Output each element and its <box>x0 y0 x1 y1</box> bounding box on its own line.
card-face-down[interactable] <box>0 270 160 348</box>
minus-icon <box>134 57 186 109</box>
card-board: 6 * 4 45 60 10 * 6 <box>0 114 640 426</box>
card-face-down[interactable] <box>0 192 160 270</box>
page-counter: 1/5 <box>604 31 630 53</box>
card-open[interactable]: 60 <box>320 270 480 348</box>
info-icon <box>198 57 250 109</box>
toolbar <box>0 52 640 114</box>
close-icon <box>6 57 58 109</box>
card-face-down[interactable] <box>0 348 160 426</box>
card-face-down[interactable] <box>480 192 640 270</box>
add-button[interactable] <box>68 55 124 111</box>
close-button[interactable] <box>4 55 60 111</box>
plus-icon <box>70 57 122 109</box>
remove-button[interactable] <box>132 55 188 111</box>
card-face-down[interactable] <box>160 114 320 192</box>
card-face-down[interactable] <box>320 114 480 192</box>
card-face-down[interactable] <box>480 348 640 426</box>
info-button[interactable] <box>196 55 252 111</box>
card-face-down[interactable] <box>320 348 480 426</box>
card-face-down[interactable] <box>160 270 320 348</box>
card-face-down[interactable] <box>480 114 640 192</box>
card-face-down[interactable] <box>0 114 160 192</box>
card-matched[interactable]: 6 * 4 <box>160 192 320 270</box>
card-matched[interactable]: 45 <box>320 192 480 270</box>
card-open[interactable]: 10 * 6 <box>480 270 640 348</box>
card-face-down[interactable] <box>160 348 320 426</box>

◇ ◇ ◇ ◇

(Exercise prompt) Copy out each line of the items above in which the string "button" appears.

(Correct response)
add-button[interactable] <box>68 55 124 111</box>
close-button[interactable] <box>4 55 60 111</box>
remove-button[interactable] <box>132 55 188 111</box>
info-button[interactable] <box>196 55 252 111</box>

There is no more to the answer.